_Stated exercise 1_: Reproduce verbatim the passage of the NLTK corpus tutorial that opens with the words containing "The corpus is" and closes with "room on 10/19/2006.".
_Stated exercise 2_: Write the next portion of the NLTK corpus tutorial, beginning immediately after its final line.

_Document_:
#####

The *sents()* function divides the text up into its sentences, where each sentence is a list of words:

Each sentence in a text will be a list of words.

In [None]:
macbeth_sentences = gutenberg.sents('shakespeare-macbeth.txt')
macbeth_sentences

In [None]:
# Let's access to one of the sentences
macbeth_sentences[100]

In [None]:
# Return the longest sentences in the text
# longest_len = 158

longest_len = max(len(sen) for sen in macbeth_sentences)
print(f'The length of the longest sentence is: {longest_len}\n')

print([s for s in macbeth_sentences if len(s) == longest_len][0])

What else we can use in NLTK as corpus?
1. Webtext
2. Brown
3. Reuters

## **1.2 Web and Chat Text**

Although Project Gutenberg contains thousands of books, it represents established literature. It is important to consider less formal language as well. NLTK's small collection of web text includes content from a Firefox discussion forum, conversations overheard in New York, the movie script of Pirates of the Carribean, personal advertisements, and wine reviews:

In [None]:
from nltk.corpus import webtext

In [None]:
for fileid in webtext.fileids():
    print(fileid, '---> ', webtext.raw(fileid)[:60], '.....')

There is also a corpus of instant messaging chat sessions, originally collected by the Naval Postgraduate School for research on automatic detection of Internet predators. The corpus contains over 10,000 posts, anonymized by replacing usernames with generic names of the form "UserNNN", and manually edited to remove any other identifying information. 

The corpus is organized into 15 files, where each file contains several hundred posts collected on a given date, for an age-specific chatroom (teens, 20s, 30s, 40s, plus a generic adults chatroom). The filename contains the date, chatroom, and number of posts; e.g., 10-19-20s_706posts.xml contains 706 posts gathered from the 20s chat room on 10/19/2006.

In [None]:
from nltk.corpus import nps_chat

chatroom = nps_chat.posts('10-19-20s_706posts.xml')

#####

_Information supplied_:
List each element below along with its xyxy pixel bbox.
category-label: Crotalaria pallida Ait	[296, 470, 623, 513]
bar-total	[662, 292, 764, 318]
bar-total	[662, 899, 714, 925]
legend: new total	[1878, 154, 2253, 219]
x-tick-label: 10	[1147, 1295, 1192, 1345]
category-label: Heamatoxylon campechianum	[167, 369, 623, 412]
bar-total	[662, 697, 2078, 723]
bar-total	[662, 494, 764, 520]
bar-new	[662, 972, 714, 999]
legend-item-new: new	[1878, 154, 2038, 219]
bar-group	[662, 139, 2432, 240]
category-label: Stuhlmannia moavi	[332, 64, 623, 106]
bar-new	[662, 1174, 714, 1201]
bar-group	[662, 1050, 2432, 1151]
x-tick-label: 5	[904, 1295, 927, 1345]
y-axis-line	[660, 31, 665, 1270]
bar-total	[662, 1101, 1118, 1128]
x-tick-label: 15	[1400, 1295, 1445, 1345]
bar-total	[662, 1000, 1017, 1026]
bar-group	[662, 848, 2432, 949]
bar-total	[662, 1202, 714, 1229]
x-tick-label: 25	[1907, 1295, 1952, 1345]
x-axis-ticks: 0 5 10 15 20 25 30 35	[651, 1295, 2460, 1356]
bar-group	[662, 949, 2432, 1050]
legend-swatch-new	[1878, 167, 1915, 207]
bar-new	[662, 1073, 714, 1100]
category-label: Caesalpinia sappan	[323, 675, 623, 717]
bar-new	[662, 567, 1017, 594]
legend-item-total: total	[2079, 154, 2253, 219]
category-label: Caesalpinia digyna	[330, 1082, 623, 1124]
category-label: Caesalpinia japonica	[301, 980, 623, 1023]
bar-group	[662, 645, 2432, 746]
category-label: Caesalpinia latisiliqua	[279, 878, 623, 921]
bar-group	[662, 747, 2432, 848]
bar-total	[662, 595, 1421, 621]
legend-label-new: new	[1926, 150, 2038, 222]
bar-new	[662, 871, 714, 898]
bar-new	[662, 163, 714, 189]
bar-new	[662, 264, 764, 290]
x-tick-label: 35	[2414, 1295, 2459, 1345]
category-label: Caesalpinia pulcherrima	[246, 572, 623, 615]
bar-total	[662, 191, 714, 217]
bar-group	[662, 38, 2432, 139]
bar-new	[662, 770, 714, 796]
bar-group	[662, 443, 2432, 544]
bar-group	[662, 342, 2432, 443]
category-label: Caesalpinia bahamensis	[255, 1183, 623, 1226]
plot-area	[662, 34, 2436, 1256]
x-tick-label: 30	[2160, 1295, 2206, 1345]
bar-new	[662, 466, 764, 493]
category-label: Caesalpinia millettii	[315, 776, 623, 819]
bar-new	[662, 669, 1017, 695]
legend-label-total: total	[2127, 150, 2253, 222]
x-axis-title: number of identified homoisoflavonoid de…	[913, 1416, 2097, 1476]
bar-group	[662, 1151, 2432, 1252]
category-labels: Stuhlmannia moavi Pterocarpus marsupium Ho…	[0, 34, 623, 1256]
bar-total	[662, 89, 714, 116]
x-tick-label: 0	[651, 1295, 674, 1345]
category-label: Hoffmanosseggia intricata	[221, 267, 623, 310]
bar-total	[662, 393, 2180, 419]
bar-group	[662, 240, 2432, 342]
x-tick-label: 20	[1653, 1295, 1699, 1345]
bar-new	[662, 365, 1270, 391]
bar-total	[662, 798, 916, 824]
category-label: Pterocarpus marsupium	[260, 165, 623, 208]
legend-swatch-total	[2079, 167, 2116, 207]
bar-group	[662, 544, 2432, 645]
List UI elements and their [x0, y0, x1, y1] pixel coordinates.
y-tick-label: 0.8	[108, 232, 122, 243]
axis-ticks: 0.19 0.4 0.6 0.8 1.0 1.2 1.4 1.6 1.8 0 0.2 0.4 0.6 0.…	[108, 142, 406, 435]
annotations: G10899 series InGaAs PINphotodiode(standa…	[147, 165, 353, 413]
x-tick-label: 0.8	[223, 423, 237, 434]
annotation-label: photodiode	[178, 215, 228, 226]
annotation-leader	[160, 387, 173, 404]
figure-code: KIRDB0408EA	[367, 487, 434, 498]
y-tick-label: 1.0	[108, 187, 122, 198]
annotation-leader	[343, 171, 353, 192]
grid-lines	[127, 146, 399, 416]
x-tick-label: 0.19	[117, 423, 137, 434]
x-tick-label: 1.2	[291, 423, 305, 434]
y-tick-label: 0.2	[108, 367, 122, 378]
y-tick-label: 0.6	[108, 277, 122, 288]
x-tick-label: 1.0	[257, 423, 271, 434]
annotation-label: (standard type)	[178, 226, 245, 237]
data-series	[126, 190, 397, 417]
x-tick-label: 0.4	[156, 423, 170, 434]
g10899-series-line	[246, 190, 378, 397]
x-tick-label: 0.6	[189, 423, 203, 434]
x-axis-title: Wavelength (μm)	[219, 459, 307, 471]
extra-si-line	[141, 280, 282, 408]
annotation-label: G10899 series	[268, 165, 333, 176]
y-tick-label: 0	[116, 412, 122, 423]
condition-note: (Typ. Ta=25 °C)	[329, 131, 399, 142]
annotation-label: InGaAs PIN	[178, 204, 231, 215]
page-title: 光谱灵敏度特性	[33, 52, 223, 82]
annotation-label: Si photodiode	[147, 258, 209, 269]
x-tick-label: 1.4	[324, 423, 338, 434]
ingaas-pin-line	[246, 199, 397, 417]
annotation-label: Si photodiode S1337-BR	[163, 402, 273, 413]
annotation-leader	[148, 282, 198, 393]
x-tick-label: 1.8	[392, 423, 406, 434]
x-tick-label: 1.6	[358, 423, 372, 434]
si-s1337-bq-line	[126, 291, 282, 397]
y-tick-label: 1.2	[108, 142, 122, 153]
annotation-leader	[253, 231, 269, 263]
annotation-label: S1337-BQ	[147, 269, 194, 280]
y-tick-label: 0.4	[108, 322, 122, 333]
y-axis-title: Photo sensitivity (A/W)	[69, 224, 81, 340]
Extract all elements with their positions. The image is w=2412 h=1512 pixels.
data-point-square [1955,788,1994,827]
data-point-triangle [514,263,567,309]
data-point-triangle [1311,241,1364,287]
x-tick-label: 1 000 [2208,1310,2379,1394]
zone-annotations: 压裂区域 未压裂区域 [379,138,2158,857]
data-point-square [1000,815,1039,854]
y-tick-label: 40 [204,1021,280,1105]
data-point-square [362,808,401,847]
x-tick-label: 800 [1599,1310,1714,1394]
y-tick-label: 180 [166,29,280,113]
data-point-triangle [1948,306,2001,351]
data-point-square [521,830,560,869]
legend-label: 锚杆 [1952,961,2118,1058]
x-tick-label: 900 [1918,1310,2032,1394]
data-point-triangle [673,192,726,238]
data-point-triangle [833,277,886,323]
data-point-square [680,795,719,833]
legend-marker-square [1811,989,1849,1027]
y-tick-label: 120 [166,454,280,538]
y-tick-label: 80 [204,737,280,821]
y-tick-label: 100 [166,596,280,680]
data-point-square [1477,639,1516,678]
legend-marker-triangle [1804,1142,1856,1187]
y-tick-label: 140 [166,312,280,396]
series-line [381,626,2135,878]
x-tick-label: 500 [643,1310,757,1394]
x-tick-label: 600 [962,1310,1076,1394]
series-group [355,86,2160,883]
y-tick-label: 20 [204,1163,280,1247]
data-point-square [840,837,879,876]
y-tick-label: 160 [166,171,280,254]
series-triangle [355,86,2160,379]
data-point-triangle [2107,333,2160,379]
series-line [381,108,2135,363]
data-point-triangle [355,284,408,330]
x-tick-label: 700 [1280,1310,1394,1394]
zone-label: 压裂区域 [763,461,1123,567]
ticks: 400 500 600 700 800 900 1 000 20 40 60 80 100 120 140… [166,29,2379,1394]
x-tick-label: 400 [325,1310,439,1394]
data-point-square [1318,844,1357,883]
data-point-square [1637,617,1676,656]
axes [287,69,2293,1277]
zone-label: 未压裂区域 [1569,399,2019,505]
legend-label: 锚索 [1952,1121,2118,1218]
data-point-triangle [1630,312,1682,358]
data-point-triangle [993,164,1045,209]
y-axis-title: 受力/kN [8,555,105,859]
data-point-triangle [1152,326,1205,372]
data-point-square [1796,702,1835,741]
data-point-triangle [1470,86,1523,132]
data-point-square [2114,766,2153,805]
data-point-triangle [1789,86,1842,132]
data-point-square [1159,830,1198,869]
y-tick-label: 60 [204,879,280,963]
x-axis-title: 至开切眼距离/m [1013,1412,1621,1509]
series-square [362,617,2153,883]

#####

_Written reply 1_:
The corpus is organized into 15 files, where each file contains several hundred posts collected on a given date, for an age-specific chatroom (teens, 20s, 30s, 40s, plus a generic adults chatroom). The filename contains the date, chatroom, and number of posts; e.g., 10-19-20s_706posts.xml contains 706 posts gathered from the 20s chat room on 10/19/2006.

_Written reply 2_:
print(chatroom[123])

## **1.3 Brown Corpus**

The Brown Corpus was the first million-word electronic corpus of English, created in 1961 at Brown University. This corpus contains text from 500 sources, and the sources have been categorized by genre, such as news, editorial, and so on.

In [None]:
from nltk.corpus import brown

print(brown.categories())

In [None]:
brown.words(categories='news')

In [None]:
brown.sents(categories=['news', 'adventure'])

- The Brown Corpus is a convenient resource for studying systematic differences between genres, a kind of linguistic inquiry known as **stylistics**. Let's compare genres in their usage of modal verbs. The first step is to produce the counts for a particular genre.

In [None]:
news_text = brown.words(categories='news')

fdist = nltk.FreqDist(w.lower() for w in news_text)

modals = ['can', 'could', 'may', 'might', 'must', 'will']

for m in modals:
    print(m + ':', fdist[m], end=' \n')

In [None]:
# Frequency Distribution is a dictionary

fdist

### **Exercise**
- Do the same Procedure for wh words for different genre: (*what, when, where, who, and why*)

In [None]:
<YOUR CODE>

<a id='conditionalFreqDist_table'></a>

- Next, we need to obtain counts for each genre of interest. We'll use NLTK's support for conditional frequency distributions.

In [None]:
cfd = nltk.ConditionalFreqDist(
        (genre, word)
        for genre in brown.categories()
        for word in brown.words(categories=genre))

genres = ['news', 'religion', 'hobbies', 'romance']
modals = ['can', 'could', 'may', 'might', 'must', 'will']

cfd.tabulate(conditions=genres, samples=modals)

## **1.4 Reuters Corpus**

The Reuters Corpus contains 10,788 news documents totaling 1.3 million words. The documents have been classified into 90 topics, and grouped into two sets, called "training" and "test"; thus, the text with fileid 'test/14826' is a document drawn from the test set. This split is for training and testing algorithms that automatically detect the topic of a document.

In [None]:
from nltk.corpus import reuters

print(reuters.fileids())

In [None]:
print(reuters.categories())

- Unlike the Brown Corpus, categories in the Reuters corpus overlap with each other, simply because a news story often covers multiple topics. We can ask for the topics covered by one or more documents, or for the documents included in one or more categories. For convenience, the corpus methods accept a single fileid or a list of fileids.



In [None]:
reuters.categories('training/9865')

In [None]:
reuters.categories(['training/9865', 'test/15096', 'test/15103'])

In [None]:
reuters.fileids('barley')

In [None]:
reuters.fileids(['barley', 'corn'])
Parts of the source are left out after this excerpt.